What you are asked to do: Restate each of the lines below word for word and drop every picture.

[Collected data entries]
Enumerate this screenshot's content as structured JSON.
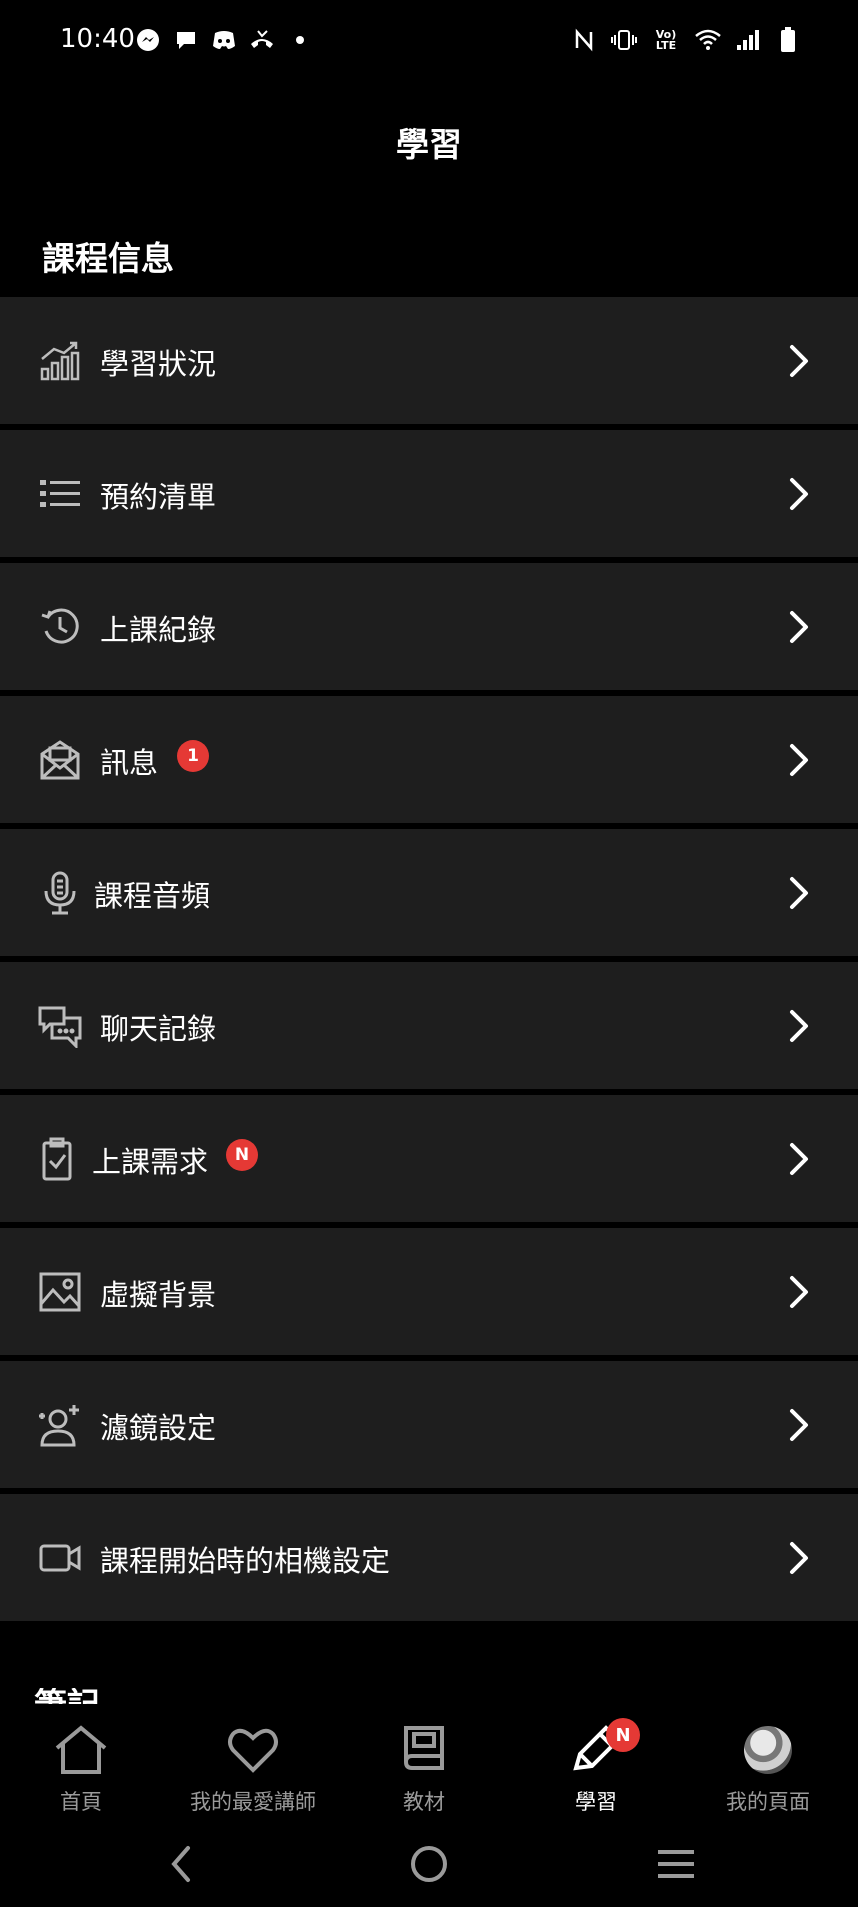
{
  "status_bar": {
    "time": "10:40",
    "left_icons": [
      "messenger-icon",
      "chat-bubble-icon",
      "discord-icon",
      "missed-call-icon",
      "dot-icon"
    ],
    "right_icons": [
      "nfc-icon",
      "vibrate-icon",
      "volte-icon",
      "wifi-icon",
      "signal-icon",
      "battery-icon"
    ],
    "volte_label": "Vo) LTE"
  },
  "header": {
    "title": "學習"
  },
  "section": {
    "title": "課程信息",
    "next_title": "筆記"
  },
  "menu": {
    "items": [
      {
        "label": "學習狀況",
        "icon": "chart-bars-icon"
      },
      {
        "label": "預約清單",
        "icon": "list-icon"
      },
      {
        "label": "上課紀錄",
        "icon": "history-clock-icon"
      },
      {
        "label": "訊息",
        "icon": "envelope-icon",
        "badge": "1"
      },
      {
        "label": "課程音頻",
        "icon": "microphone-icon"
      },
      {
        "label": "聊天記錄",
        "icon": "chat-history-icon"
      },
      {
        "label": "上課需求",
        "icon": "clipboard-check-icon",
        "badge": "N"
      },
      {
        "label": "虛擬背景",
        "icon": "image-icon"
      },
      {
        "label": "濾鏡設定",
        "icon": "user-sparkle-icon"
      },
      {
        "label": "課程開始時的相機設定",
        "icon": "video-camera-icon"
      }
    ]
  },
  "bottom_nav": {
    "items": [
      {
        "label": "首頁",
        "icon": "home-icon",
        "active": false
      },
      {
        "label": "我的最愛講師",
        "icon": "heart-icon",
        "active": false
      },
      {
        "label": "教材",
        "icon": "book-icon",
        "active": false
      },
      {
        "label": "學習",
        "icon": "pencil-icon",
        "active": true,
        "badge": "N"
      },
      {
        "label": "我的頁面",
        "icon": "avatar",
        "active": false
      }
    ]
  },
  "colors": {
    "background": "#000000",
    "row_background": "#1e1e1e",
    "badge": "#e53935",
    "inactive_text": "#9a9a9a"
  }
}
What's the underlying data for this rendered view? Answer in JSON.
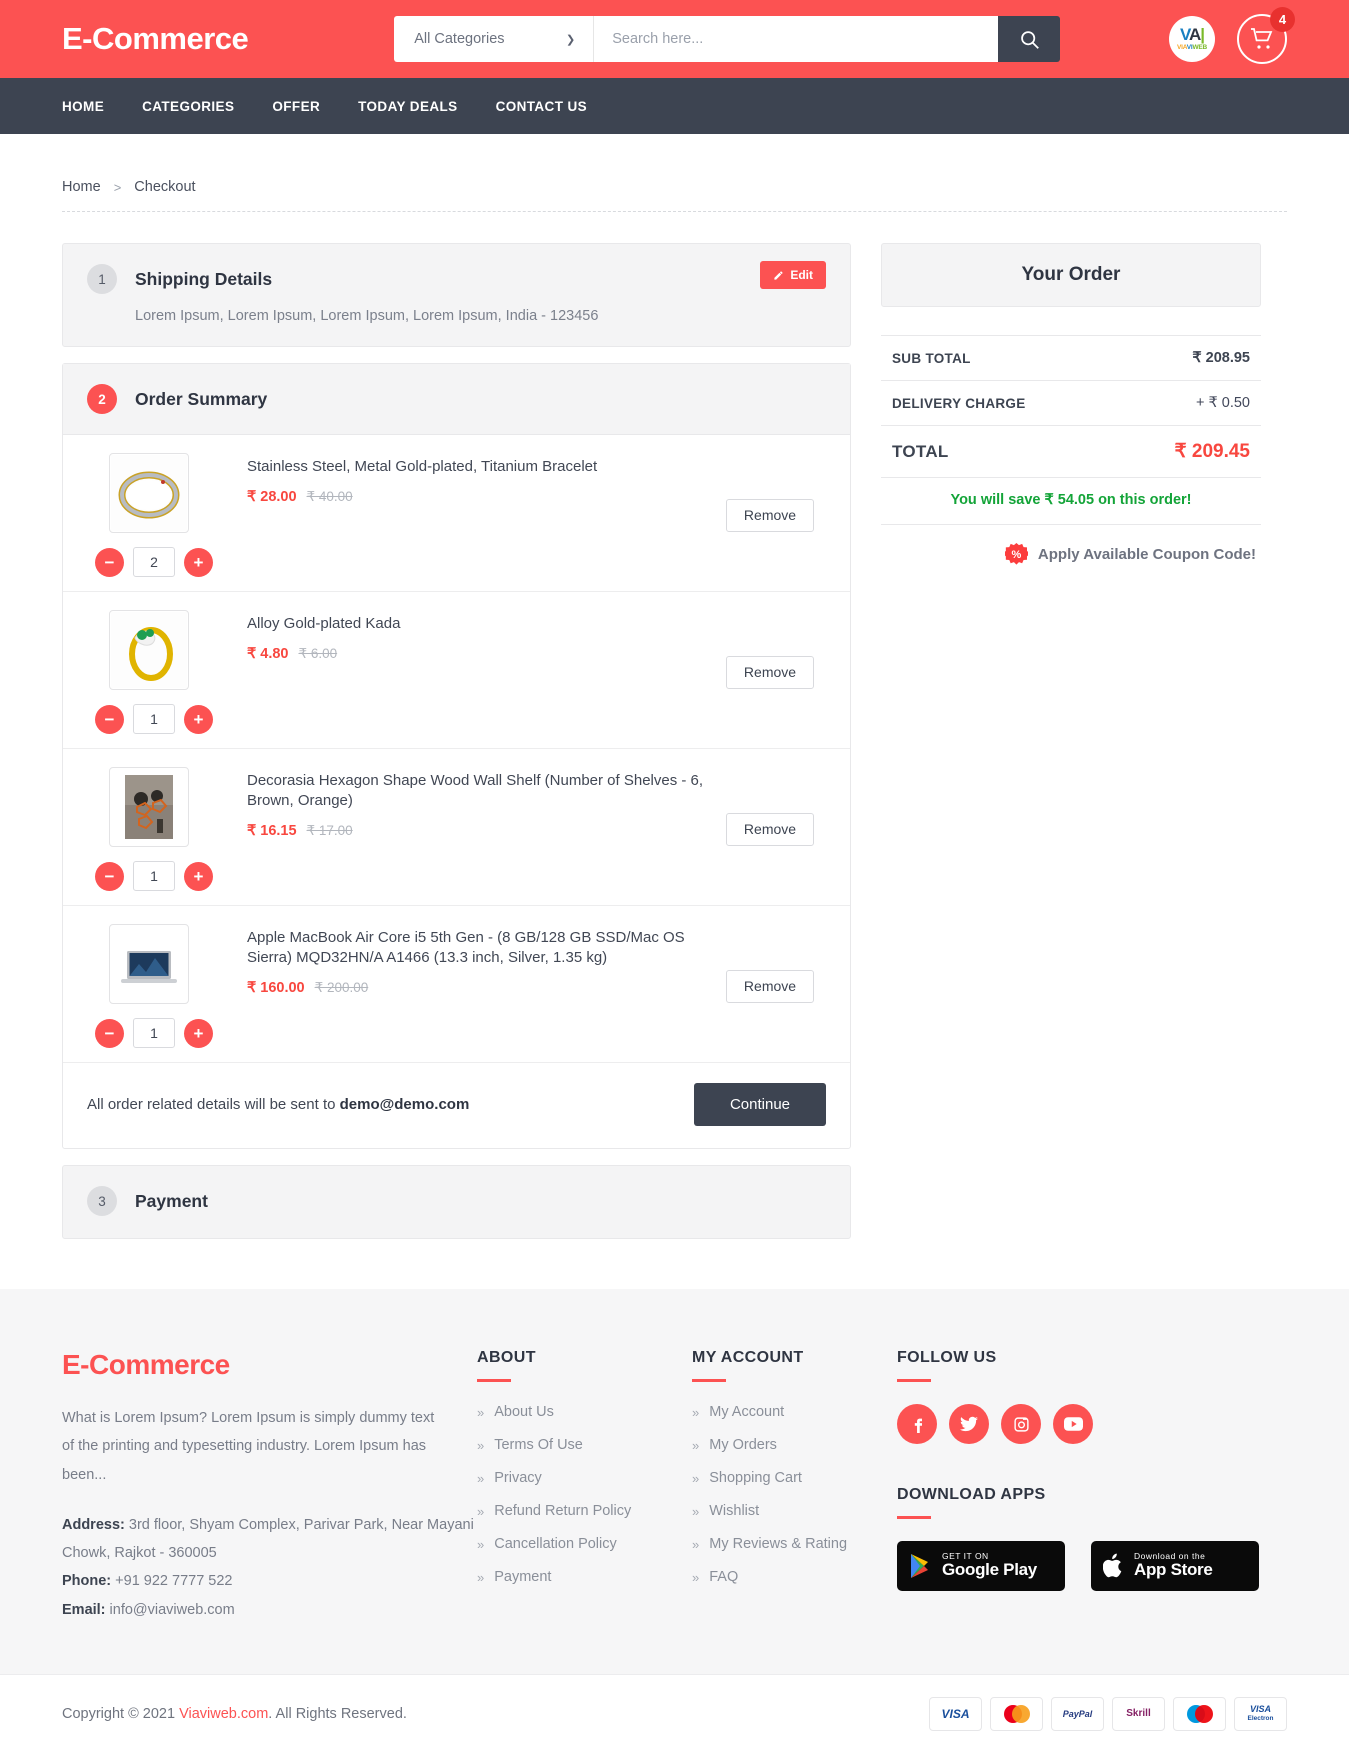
{
  "header": {
    "brand": "E-Commerce",
    "category_select": "All Categories",
    "search_placeholder": "Search here...",
    "search_value": "",
    "search_icon": "search-icon",
    "partner_logo_main": "VA",
    "partner_logo_sub": "VIAVIWEB",
    "cart_count": "4",
    "accent_color": "#fc5252",
    "dark_color": "#3d4451"
  },
  "nav": {
    "items": [
      {
        "label": "HOME"
      },
      {
        "label": "CATEGORIES"
      },
      {
        "label": "OFFER"
      },
      {
        "label": "TODAY DEALS"
      },
      {
        "label": "CONTACT US"
      }
    ]
  },
  "breadcrumb": {
    "home": "Home",
    "separator": ">",
    "current": "Checkout"
  },
  "checkout": {
    "step1": {
      "number": "1",
      "title": "Shipping Details",
      "address": "Lorem Ipsum, Lorem Ipsum, Lorem Ipsum, Lorem Ipsum, India - 123456",
      "edit_label": "Edit"
    },
    "step2": {
      "number": "2",
      "title": "Order Summary",
      "remove_label": "Remove",
      "items": [
        {
          "name": "Stainless Steel, Metal Gold-plated, Titanium Bracelet",
          "price": "₹ 28.00",
          "old_price": "₹ 40.00",
          "qty": "2",
          "image": "bracelet-thumbnail"
        },
        {
          "name": "Alloy Gold-plated Kada",
          "price": "₹ 4.80",
          "old_price": "₹ 6.00",
          "qty": "1",
          "image": "kada-thumbnail"
        },
        {
          "name": "Decorasia Hexagon Shape Wood Wall Shelf (Number of Shelves - 6, Brown, Orange)",
          "price": "₹ 16.15",
          "old_price": "₹ 17.00",
          "qty": "1",
          "image": "wall-shelf-thumbnail"
        },
        {
          "name": "Apple MacBook Air Core i5 5th Gen - (8 GB/128 GB SSD/Mac OS Sierra) MQD32HN/A A1466 (13.3 inch, Silver, 1.35 kg)",
          "price": "₹ 160.00",
          "old_price": "₹ 200.00",
          "qty": "1",
          "image": "macbook-thumbnail"
        }
      ],
      "email_note_prefix": "All order related details will be sent to ",
      "email": "demo@demo.com",
      "continue_label": "Continue"
    },
    "step3": {
      "number": "3",
      "title": "Payment"
    }
  },
  "order": {
    "title": "Your Order",
    "rows": [
      {
        "label": "SUB TOTAL",
        "value": "₹ 208.95"
      },
      {
        "label": "DELIVERY CHARGE",
        "value": "+ ₹ 0.50"
      }
    ],
    "total_label": "TOTAL",
    "total_value": "₹ 209.45",
    "save_note": "You will save ₹ 54.05 on this order!",
    "coupon_label": "Apply Available Coupon Code!",
    "coupon_icon": "percent-badge-icon",
    "total_color": "#f8473f",
    "save_color": "#13a438"
  },
  "footer": {
    "brand": "E-Commerce",
    "description": "What is Lorem Ipsum? Lorem Ipsum is simply dummy text of the printing and typesetting industry. Lorem Ipsum has been...",
    "address_label": "Address:",
    "address_value": "3rd floor, Shyam Complex, Parivar Park, Near Mayani Chowk, Rajkot - 360005",
    "phone_label": "Phone:",
    "phone_value": "+91 922 7777 522",
    "email_label": "Email:",
    "email_value": "info@viaviweb.com",
    "about": {
      "heading": "ABOUT",
      "links": [
        {
          "label": "About Us"
        },
        {
          "label": "Terms Of Use"
        },
        {
          "label": "Privacy"
        },
        {
          "label": "Refund Return Policy"
        },
        {
          "label": "Cancellation Policy"
        },
        {
          "label": "Payment"
        }
      ]
    },
    "account": {
      "heading": "MY ACCOUNT",
      "links": [
        {
          "label": "My Account"
        },
        {
          "label": "My Orders"
        },
        {
          "label": "Shopping Cart"
        },
        {
          "label": "Wishlist"
        },
        {
          "label": "My Reviews & Rating"
        },
        {
          "label": "FAQ"
        }
      ]
    },
    "follow": {
      "heading": "FOLLOW US",
      "socials": [
        {
          "name": "facebook-icon",
          "glyph": "f"
        },
        {
          "name": "twitter-icon",
          "glyph": "t"
        },
        {
          "name": "instagram-icon",
          "glyph": "i"
        },
        {
          "name": "youtube-icon",
          "glyph": "y"
        }
      ]
    },
    "apps": {
      "heading": "DOWNLOAD APPS",
      "google": {
        "line1": "GET IT ON",
        "line2": "Google Play"
      },
      "apple": {
        "line1": "Download on the",
        "line2": "App Store"
      }
    }
  },
  "bottom": {
    "copyright_prefix": "Copyright © 2021 ",
    "copyright_link": "Viaviweb.com",
    "copyright_suffix": ". All Rights Reserved.",
    "cards": [
      {
        "name": "visa-card-logo",
        "label": "VISA"
      },
      {
        "name": "mastercard-logo",
        "label": "MasterCard"
      },
      {
        "name": "paypal-logo",
        "label": "PayPal"
      },
      {
        "name": "skrill-logo",
        "label": "Skrill"
      },
      {
        "name": "maestro-logo",
        "label": "Maestro"
      },
      {
        "name": "visa-electron-logo",
        "label": "VISA Electron"
      }
    ]
  }
}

Answer to the exercise:
Enumerate this screenshot's content as structured JSON.
{
  "status_bar": {
    "time": "10:40",
    "left_icons": [
      "messenger-icon",
      "chat-bubble-icon",
      "discord-icon",
      "missed-call-icon",
      "dot-icon"
    ],
    "right_icons": [
      "nfc-icon",
      "vibrate-icon",
      "volte-icon",
      "wifi-icon",
      "signal-icon",
      "battery-icon"
    ],
    "volte_label": "Vo) LTE"
  },
  "header": {
    "title": "學習"
  },
  "section": {
    "title": "課程信息",
    "next_title": "筆記"
  },
  "menu": {
    "items": [
      {
        "label": "學習狀況",
        "icon": "chart-bars-icon"
      },
      {
        "label": "預約清單",
        "icon": "list-icon"
      },
      {
        "label": "上課紀錄",
        "icon": "history-clock-icon"
      },
      {
        "label": "訊息",
        "icon": "envelope-icon",
        "badge": "1"
      },
      {
        "label": "課程音頻",
        "icon": "microphone-icon"
      },
      {
        "label": "聊天記錄",
        "icon": "chat-history-icon"
      },
      {
        "label": "上課需求",
        "icon": "clipboard-check-icon",
        "badge": "N"
      },
      {
        "label": "虛擬背景",
        "icon": "image-icon"
      },
      {
        "label": "濾鏡設定",
        "icon": "user-sparkle-icon"
      },
      {
        "label": "課程開始時的相機設定",
        "icon": "video-camera-icon"
      }
    ]
  },
  "bottom_nav": {
    "items": [
      {
        "label": "首頁",
        "icon": "home-icon",
        "active": false
      },
      {
        "label": "我的最愛講師",
        "icon": "heart-icon",
        "active": false
      },
      {
        "label": "教材",
        "icon": "book-icon",
        "active": false
      },
      {
        "label": "學習",
        "icon": "pencil-icon",
        "active": true,
        "badge": "N"
      },
      {
        "label": "我的頁面",
        "icon": "avatar",
        "active": false
      }
    ]
  },
  "colors": {
    "background": "#000000",
    "row_background": "#1e1e1e",
    "badge": "#e53935",
    "inactive_text": "#9a9a9a"
  }
}
What's the underlying data for this rendered view? Answer in JSON.
{
  "header": {
    "brand": "E-Commerce",
    "category_select": "All Categories",
    "search_placeholder": "Search here...",
    "search_value": "",
    "search_icon": "search-icon",
    "partner_logo_main": "VA",
    "partner_logo_sub": "VIAVIWEB",
    "cart_count": "4",
    "accent_color": "#fc5252",
    "dark_color": "#3d4451"
  },
  "nav": {
    "items": [
      {
        "label": "HOME"
      },
      {
        "label": "CATEGORIES"
      },
      {
        "label": "OFFER"
      },
      {
        "label": "TODAY DEALS"
      },
      {
        "label": "CONTACT US"
      }
    ]
  },
  "breadcrumb": {
    "home": "Home",
    "separator": ">",
    "current": "Checkout"
  },
  "checkout": {
    "step1": {
      "number": "1",
      "title": "Shipping Details",
      "address": "Lorem Ipsum, Lorem Ipsum, Lorem Ipsum, Lorem Ipsum, India - 123456",
      "edit_label": "Edit"
    },
    "step2": {
      "number": "2",
      "title": "Order Summary",
      "remove_label": "Remove",
      "items": [
        {
          "name": "Stainless Steel, Metal Gold-plated, Titanium Bracelet",
          "price": "₹ 28.00",
          "old_price": "₹ 40.00",
          "qty": "2",
          "image": "bracelet-thumbnail"
        },
        {
          "name": "Alloy Gold-plated Kada",
          "price": "₹ 4.80",
          "old_price": "₹ 6.00",
          "qty": "1",
          "image": "kada-thumbnail"
        },
        {
          "name": "Decorasia Hexagon Shape Wood Wall Shelf (Number of Shelves - 6, Brown, Orange)",
          "price": "₹ 16.15",
          "old_price": "₹ 17.00",
          "qty": "1",
          "image": "wall-shelf-thumbnail"
        },
        {
          "name": "Apple MacBook Air Core i5 5th Gen - (8 GB/128 GB SSD/Mac OS Sierra) MQD32HN/A A1466 (13.3 inch, Silver, 1.35 kg)",
          "price": "₹ 160.00",
          "old_price": "₹ 200.00",
          "qty": "1",
          "image": "macbook-thumbnail"
        }
      ],
      "email_note_prefix": "All order related details will be sent to ",
      "email": "demo@demo.com",
      "continue_label": "Continue"
    },
    "step3": {
      "number": "3",
      "title": "Payment"
    }
  },
  "order": {
    "title": "Your Order",
    "rows": [
      {
        "label": "SUB TOTAL",
        "value": "₹ 208.95"
      },
      {
        "label": "DELIVERY CHARGE",
        "value": "+ ₹ 0.50"
      }
    ],
    "total_label": "TOTAL",
    "total_value": "₹ 209.45",
    "save_note": "You will save ₹ 54.05 on this order!",
    "coupon_label": "Apply Available Coupon Code!",
    "coupon_icon": "percent-badge-icon",
    "total_color": "#f8473f",
    "save_color": "#13a438"
  },
  "footer": {
    "brand": "E-Commerce",
    "description": "What is Lorem Ipsum? Lorem Ipsum is simply dummy text of the printing and typesetting industry. Lorem Ipsum has been...",
    "address_label": "Address:",
    "address_value": "3rd floor, Shyam Complex, Parivar Park, Near Mayani Chowk, Rajkot - 360005",
    "phone_label": "Phone:",
    "phone_value": "+91 922 7777 522",
    "email_label": "Email:",
    "email_value": "info@viaviweb.com",
    "about": {
      "heading": "ABOUT",
      "links": [
        {
          "label": "About Us"
        },
        {
          "label": "Terms Of Use"
        },
        {
          "label": "Privacy"
        },
        {
          "label": "Refund Return Policy"
        },
        {
          "label": "Cancellation Policy"
        },
        {
          "label": "Payment"
        }
      ]
    },
    "account": {
      "heading": "MY ACCOUNT",
      "links": [
        {
          "label": "My Account"
        },
        {
          "label": "My Orders"
        },
        {
          "label": "Shopping Cart"
        },
        {
          "label": "Wishlist"
        },
        {
          "label": "My Reviews & Rating"
        },
        {
          "label": "FAQ"
        }
      ]
    },
    "follow": {
      "heading": "FOLLOW US",
      "socials": [
        {
          "name": "facebook-icon",
          "glyph": "f"
        },
        {
          "name": "twitter-icon",
          "glyph": "t"
        },
        {
          "name": "instagram-icon",
          "glyph": "i"
        },
        {
          "name": "youtube-icon",
          "glyph": "y"
        }
      ]
    },
    "apps": {
      "heading": "DOWNLOAD APPS",
      "google": {
        "line1": "GET IT ON",
        "line2": "Google Play"
      },
      "apple": {
        "line1": "Download on the",
        "line2": "App Store"
      }
    }
  },
  "bottom": {
    "copyright_prefix": "Copyright © 2021 ",
    "copyright_link": "Viaviweb.com",
    "copyright_suffix": ". All Rights Reserved.",
    "cards": [
      {
        "name": "visa-card-logo",
        "label": "VISA"
      },
      {
        "name": "mastercard-logo",
        "label": "MasterCard"
      },
      {
        "name": "paypal-logo",
        "label": "PayPal"
      },
      {
        "name": "skrill-logo",
        "label": "Skrill"
      },
      {
        "name": "maestro-logo",
        "label": "Maestro"
      },
      {
        "name": "visa-electron-logo",
        "label": "VISA Electron"
      }
    ]
  }
}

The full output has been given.